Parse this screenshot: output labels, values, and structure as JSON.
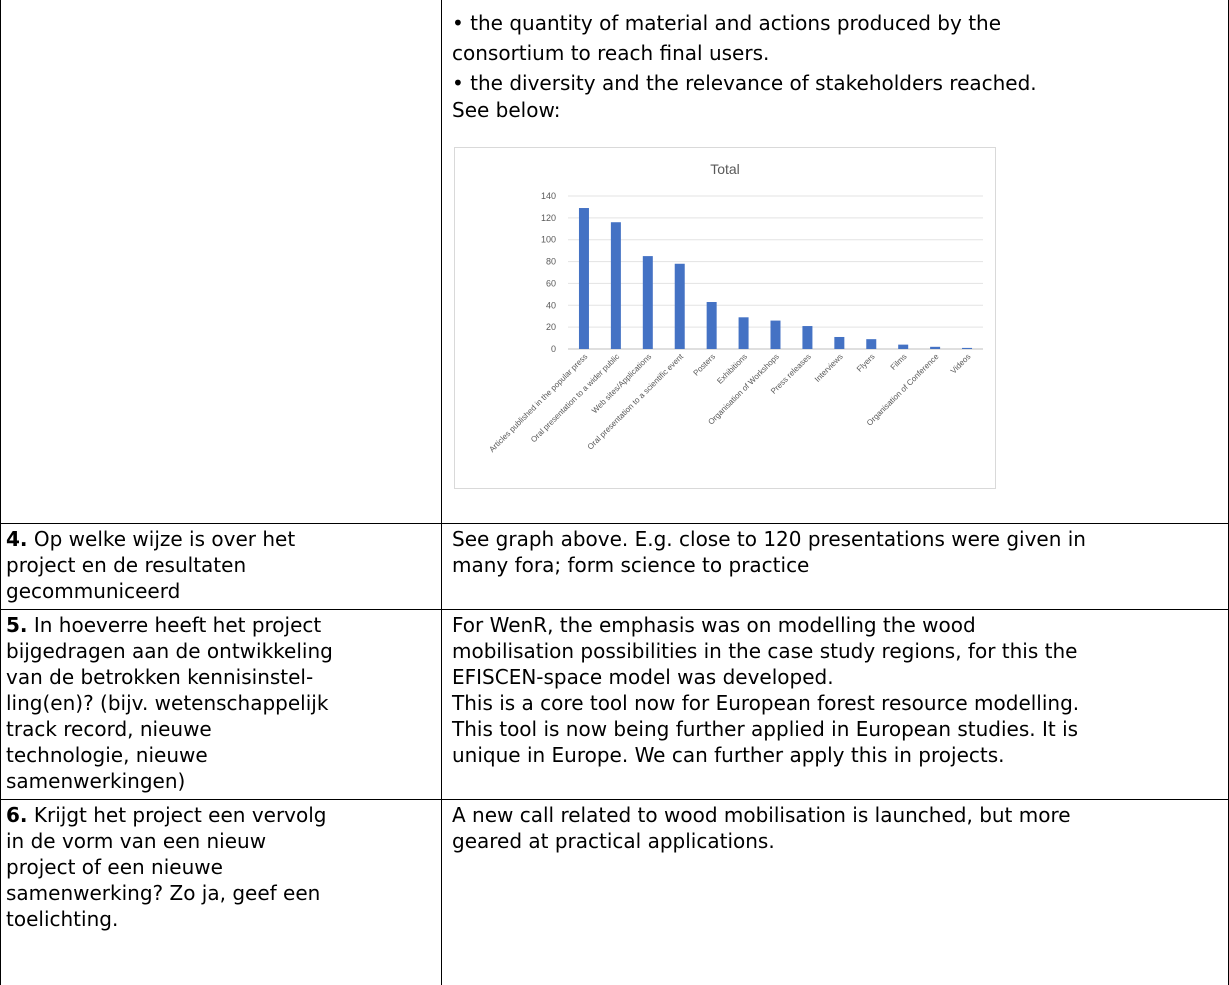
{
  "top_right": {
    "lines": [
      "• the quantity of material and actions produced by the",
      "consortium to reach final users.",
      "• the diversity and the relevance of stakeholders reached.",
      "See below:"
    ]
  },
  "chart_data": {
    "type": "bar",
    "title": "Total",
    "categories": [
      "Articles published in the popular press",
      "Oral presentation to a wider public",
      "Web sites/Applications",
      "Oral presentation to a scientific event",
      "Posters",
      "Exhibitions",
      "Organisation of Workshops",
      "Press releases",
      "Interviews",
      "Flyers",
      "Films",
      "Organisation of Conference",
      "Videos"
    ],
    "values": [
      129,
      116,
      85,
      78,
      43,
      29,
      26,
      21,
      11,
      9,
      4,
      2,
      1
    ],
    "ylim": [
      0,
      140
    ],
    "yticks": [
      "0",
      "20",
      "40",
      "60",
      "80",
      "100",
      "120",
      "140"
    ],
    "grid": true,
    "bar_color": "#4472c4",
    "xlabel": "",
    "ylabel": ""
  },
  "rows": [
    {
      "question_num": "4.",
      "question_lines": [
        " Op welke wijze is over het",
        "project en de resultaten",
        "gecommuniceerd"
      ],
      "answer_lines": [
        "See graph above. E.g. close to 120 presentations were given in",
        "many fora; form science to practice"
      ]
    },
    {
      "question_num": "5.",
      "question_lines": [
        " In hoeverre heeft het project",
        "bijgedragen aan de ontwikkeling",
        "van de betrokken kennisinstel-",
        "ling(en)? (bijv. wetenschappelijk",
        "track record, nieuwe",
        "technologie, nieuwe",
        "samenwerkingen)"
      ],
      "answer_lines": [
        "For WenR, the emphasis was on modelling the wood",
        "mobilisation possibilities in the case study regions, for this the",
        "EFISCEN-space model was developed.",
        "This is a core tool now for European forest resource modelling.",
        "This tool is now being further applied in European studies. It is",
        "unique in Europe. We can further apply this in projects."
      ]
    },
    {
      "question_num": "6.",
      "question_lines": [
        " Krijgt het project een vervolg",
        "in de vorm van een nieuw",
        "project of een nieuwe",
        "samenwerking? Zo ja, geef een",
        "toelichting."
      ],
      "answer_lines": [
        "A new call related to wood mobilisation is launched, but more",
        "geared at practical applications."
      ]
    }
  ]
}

# # # # #

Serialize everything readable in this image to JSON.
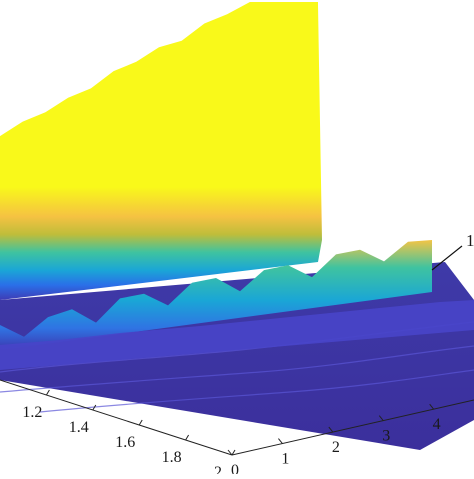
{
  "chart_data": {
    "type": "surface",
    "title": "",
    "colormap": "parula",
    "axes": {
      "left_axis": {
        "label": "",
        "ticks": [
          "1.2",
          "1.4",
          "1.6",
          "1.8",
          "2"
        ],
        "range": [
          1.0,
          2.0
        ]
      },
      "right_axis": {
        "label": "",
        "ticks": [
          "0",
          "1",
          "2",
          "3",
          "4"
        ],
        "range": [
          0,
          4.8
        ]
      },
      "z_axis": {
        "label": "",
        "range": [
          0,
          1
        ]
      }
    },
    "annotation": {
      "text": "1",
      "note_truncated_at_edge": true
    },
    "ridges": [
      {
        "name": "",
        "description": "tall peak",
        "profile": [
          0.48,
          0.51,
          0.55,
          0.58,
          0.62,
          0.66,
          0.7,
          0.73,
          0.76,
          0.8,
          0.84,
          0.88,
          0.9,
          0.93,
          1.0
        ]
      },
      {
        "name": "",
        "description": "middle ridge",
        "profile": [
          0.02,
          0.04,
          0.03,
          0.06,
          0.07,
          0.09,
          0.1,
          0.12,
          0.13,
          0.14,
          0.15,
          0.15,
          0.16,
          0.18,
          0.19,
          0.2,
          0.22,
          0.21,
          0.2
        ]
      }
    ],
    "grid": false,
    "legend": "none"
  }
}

# # # # #

Task to carry out —
Look through the data and gather every line with the string "JSON" in it.

Result for this exercise —
Parse this screenshot: output labels, values, and structure as JSON.
Serialize everything readable in this image to JSON.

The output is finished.